# [EXERCISE REQUIREMENTS]
Write the listing out again, all of it, word for word.

[Start RECORD EXCERPTS]

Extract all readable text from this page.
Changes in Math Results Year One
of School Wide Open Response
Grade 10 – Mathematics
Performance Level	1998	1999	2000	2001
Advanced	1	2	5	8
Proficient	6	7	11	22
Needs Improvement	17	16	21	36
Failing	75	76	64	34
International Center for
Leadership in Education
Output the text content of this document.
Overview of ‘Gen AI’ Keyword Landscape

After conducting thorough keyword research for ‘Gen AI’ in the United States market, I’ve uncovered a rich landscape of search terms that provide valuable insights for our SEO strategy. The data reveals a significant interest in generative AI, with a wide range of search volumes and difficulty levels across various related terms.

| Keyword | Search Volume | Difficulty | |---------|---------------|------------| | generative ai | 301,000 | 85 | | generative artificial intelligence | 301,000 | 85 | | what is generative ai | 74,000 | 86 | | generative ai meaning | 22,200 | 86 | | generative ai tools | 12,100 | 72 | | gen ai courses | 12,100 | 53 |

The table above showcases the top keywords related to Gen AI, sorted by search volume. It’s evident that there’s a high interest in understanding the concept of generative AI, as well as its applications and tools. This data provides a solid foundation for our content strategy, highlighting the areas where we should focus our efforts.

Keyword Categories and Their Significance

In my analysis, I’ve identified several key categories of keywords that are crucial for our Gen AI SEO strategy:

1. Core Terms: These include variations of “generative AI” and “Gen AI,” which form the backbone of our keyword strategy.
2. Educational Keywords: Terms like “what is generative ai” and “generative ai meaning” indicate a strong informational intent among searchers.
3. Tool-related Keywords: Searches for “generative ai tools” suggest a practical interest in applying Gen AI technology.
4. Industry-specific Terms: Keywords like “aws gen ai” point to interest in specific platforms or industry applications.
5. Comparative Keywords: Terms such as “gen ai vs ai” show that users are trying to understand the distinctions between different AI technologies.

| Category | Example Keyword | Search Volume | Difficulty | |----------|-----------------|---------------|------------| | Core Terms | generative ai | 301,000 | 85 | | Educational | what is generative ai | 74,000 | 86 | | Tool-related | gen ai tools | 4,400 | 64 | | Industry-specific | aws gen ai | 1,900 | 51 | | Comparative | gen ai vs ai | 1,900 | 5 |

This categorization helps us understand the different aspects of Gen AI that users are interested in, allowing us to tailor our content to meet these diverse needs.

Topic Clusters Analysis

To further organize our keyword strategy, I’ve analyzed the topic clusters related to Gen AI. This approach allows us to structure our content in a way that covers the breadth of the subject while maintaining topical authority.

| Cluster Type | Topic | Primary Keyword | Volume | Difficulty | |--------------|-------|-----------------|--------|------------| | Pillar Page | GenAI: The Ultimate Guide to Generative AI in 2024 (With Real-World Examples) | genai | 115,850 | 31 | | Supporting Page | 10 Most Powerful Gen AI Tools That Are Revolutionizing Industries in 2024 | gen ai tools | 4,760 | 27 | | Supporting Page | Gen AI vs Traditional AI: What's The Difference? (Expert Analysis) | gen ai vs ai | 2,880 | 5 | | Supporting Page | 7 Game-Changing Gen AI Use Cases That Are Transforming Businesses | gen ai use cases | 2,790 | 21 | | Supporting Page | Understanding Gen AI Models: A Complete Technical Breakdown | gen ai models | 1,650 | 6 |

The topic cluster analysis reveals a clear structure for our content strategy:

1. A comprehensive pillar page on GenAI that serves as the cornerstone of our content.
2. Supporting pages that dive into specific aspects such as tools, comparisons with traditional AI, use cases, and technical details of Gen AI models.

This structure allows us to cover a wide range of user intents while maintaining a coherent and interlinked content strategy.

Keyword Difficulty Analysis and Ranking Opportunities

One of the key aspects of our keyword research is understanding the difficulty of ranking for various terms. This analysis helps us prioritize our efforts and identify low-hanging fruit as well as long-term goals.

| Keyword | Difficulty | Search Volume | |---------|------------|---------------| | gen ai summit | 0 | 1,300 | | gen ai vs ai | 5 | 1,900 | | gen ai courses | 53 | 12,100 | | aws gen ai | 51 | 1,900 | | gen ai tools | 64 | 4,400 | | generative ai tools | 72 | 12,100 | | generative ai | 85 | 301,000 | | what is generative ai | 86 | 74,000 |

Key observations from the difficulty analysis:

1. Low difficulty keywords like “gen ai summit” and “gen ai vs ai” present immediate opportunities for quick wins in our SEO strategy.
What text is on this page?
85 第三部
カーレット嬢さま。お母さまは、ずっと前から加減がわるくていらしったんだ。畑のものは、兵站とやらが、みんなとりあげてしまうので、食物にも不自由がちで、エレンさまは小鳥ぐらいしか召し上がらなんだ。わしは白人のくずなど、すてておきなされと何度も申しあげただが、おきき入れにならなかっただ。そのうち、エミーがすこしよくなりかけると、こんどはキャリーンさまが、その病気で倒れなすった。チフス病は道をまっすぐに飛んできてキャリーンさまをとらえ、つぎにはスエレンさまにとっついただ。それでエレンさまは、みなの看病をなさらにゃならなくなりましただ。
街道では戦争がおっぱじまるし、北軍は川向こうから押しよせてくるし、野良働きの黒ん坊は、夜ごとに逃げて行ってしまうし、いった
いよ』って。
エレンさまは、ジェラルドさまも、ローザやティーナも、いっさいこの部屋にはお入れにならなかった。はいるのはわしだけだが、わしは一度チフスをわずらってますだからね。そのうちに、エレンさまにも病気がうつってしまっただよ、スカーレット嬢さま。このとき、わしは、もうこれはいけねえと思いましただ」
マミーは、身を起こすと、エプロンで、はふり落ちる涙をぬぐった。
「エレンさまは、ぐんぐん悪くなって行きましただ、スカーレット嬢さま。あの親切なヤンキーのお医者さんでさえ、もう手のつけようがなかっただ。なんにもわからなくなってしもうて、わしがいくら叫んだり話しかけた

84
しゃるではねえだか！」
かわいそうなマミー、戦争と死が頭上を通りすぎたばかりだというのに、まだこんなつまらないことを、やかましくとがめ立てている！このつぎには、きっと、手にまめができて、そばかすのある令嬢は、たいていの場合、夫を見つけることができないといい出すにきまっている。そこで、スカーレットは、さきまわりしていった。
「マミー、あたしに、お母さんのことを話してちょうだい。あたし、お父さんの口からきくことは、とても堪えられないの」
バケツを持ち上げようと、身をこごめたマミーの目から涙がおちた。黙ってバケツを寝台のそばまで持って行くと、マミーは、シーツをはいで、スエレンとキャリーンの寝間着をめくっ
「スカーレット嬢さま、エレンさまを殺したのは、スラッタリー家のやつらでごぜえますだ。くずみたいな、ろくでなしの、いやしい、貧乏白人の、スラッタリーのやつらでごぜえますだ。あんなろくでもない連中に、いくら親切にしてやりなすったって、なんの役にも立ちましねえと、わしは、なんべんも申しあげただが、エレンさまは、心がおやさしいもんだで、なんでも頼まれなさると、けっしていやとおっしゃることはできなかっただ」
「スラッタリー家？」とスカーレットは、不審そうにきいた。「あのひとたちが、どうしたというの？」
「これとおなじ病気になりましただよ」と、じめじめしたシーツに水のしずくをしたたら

[End RECORD EXCERPTS]

# [RESULT OF THIS TASK]
Extract all readable text from this page.
Changes in Math Results Year One
of School Wide Open Response
Grade 10 – Mathematics
Performance Level	1998	1999	2000	2001
Advanced	1	2	5	8
Proficient	6	7	11	22
Needs Improvement	17	16	21	36
Failing	75	76	64	34
International Center for
Leadership in Education
Output the text content of this document.
Overview of ‘Gen AI’ Keyword Landscape

After conducting thorough keyword research for ‘Gen AI’ in the United States market, I’ve uncovered a rich landscape of search terms that provide valuable insights for our SEO strategy. The data reveals a significant interest in generative AI, with a wide range of search volumes and difficulty levels across various related terms.

| Keyword | Search Volume | Difficulty | |---------|---------------|------------| | generative ai | 301,000 | 85 | | generative artificial intelligence | 301,000 | 85 | | what is generative ai | 74,000 | 86 | | generative ai meaning | 22,200 | 86 | | generative ai tools | 12,100 | 72 | | gen ai courses | 12,100 | 53 |

The table above showcases the top keywords related to Gen AI, sorted by search volume. It’s evident that there’s a high interest in understanding the concept of generative AI, as well as its applications and tools. This data provides a solid foundation for our content strategy, highlighting the areas where we should focus our efforts.

Keyword Categories and Their Significance

In my analysis, I’ve identified several key categories of keywords that are crucial for our Gen AI SEO strategy:

1. Core Terms: These include variations of “generative AI” and “Gen AI,” which form the backbone of our keyword strategy.
2. Educational Keywords: Terms like “what is generative ai” and “generative ai meaning” indicate a strong informational intent among searchers.
3. Tool-related Keywords: Searches for “generative ai tools” suggest a practical interest in applying Gen AI technology.
4. Industry-specific Terms: Keywords like “aws gen ai” point to interest in specific platforms or industry applications.
5. Comparative Keywords: Terms such as “gen ai vs ai” show that users are trying to understand the distinctions between different AI technologies.

| Category | Example Keyword | Search Volume | Difficulty | |----------|-----------------|---------------|------------| | Core Terms | generative ai | 301,000 | 85 | | Educational | what is generative ai | 74,000 | 86 | | Tool-related | gen ai tools | 4,400 | 64 | | Industry-specific | aws gen ai | 1,900 | 51 | | Comparative | gen ai vs ai | 1,900 | 5 |

This categorization helps us understand the different aspects of Gen AI that users are interested in, allowing us to tailor our content to meet these diverse needs.

Topic Clusters Analysis

To further organize our keyword strategy, I’ve analyzed the topic clusters related to Gen AI. This approach allows us to structure our content in a way that covers the breadth of the subject while maintaining topical authority.

| Cluster Type | Topic | Primary Keyword | Volume | Difficulty | |--------------|-------|-----------------|--------|------------| | Pillar Page | GenAI: The Ultimate Guide to Generative AI in 2024 (With Real-World Examples) | genai | 115,850 | 31 | | Supporting Page | 10 Most Powerful Gen AI Tools That Are Revolutionizing Industries in 2024 | gen ai tools | 4,760 | 27 | | Supporting Page | Gen AI vs Traditional AI: What's The Difference? (Expert Analysis) | gen ai vs ai | 2,880 | 5 | | Supporting Page | 7 Game-Changing Gen AI Use Cases That Are Transforming Businesses | gen ai use cases | 2,790 | 21 | | Supporting Page | Understanding Gen AI Models: A Complete Technical Breakdown | gen ai models | 1,650 | 6 |

The topic cluster analysis reveals a clear structure for our content strategy:

1. A comprehensive pillar page on GenAI that serves as the cornerstone of our content.
2. Supporting pages that dive into specific aspects such as tools, comparisons with traditional AI, use cases, and technical details of Gen AI models.

This structure allows us to cover a wide range of user intents while maintaining a coherent and interlinked content strategy.

Keyword Difficulty Analysis and Ranking Opportunities

One of the key aspects of our keyword research is understanding the difficulty of ranking for various terms. This analysis helps us prioritize our efforts and identify low-hanging fruit as well as long-term goals.

| Keyword | Difficulty | Search Volume | |---------|------------|---------------| | gen ai summit | 0 | 1,300 | | gen ai vs ai | 5 | 1,900 | | gen ai courses | 53 | 12,100 | | aws gen ai | 51 | 1,900 | | gen ai tools | 64 | 4,400 | | generative ai tools | 72 | 12,100 | | generative ai | 85 | 301,000 | | what is generative ai | 86 | 74,000 |

Key observations from the difficulty analysis:

1. Low difficulty keywords like “gen ai summit” and “gen ai vs ai” present immediate opportunities for quick wins in our SEO strategy.
What text is on this page?
85 第三部
カーレット嬢さま。お母さまは、ずっと前から加減がわるくていらしったんだ。畑のものは、兵站とやらが、みんなとりあげてしまうので、食物にも不自由がちで、エレンさまは小鳥ぐらいしか召し上がらなんだ。わしは白人のくずなど、すてておきなされと何度も申しあげただが、おきき入れにならなかっただ。そのうち、エミーがすこしよくなりかけると、こんどはキャリーンさまが、その病気で倒れなすった。チフス病は道をまっすぐに飛んできてキャリーンさまをとらえ、つぎにはスエレンさまにとっついただ。それでエレンさまは、みなの看病をなさらにゃならなくなりましただ。
街道では戦争がおっぱじまるし、北軍は川向こうから押しよせてくるし、野良働きの黒ん坊は、夜ごとに逃げて行ってしまうし、いった
いよ』って。
エレンさまは、ジェラルドさまも、ローザやティーナも、いっさいこの部屋にはお入れにならなかった。はいるのはわしだけだが、わしは一度チフスをわずらってますだからね。そのうちに、エレンさまにも病気がうつってしまっただよ、スカーレット嬢さま。このとき、わしは、もうこれはいけねえと思いましただ」
マミーは、身を起こすと、エプロンで、はふり落ちる涙をぬぐった。
「エレンさまは、ぐんぐん悪くなって行きましただ、スカーレット嬢さま。あの親切なヤンキーのお医者さんでさえ、もう手のつけようがなかっただ。なんにもわからなくなってしもうて、わしがいくら叫んだり話しかけた

84
しゃるではねえだか！」
かわいそうなマミー、戦争と死が頭上を通りすぎたばかりだというのに、まだこんなつまらないことを、やかましくとがめ立てている！このつぎには、きっと、手にまめができて、そばかすのある令嬢は、たいていの場合、夫を見つけることができないといい出すにきまっている。そこで、スカーレットは、さきまわりしていった。
「マミー、あたしに、お母さんのことを話してちょうだい。あたし、お父さんの口からきくことは、とても堪えられないの」
バケツを持ち上げようと、身をこごめたマミーの目から涙がおちた。黙ってバケツを寝台のそばまで持って行くと、マミーは、シーツをはいで、スエレンとキャリーンの寝間着をめくっ
「スカーレット嬢さま、エレンさまを殺したのは、スラッタリー家のやつらでごぜえますだ。くずみたいな、ろくでなしの、いやしい、貧乏白人の、スラッタリーのやつらでごぜえますだ。あんなろくでもない連中に、いくら親切にしてやりなすったって、なんの役にも立ちましねえと、わしは、なんべんも申しあげただが、エレンさまは、心がおやさしいもんだで、なんでも頼まれなさると、けっしていやとおっしゃることはできなかっただ」
「スラッタリー家？」とスカーレットは、不審そうにきいた。「あのひとたちが、どうしたというの？」
「これとおなじ病気になりましただよ」と、じめじめしたシーツに水のしずくをしたたら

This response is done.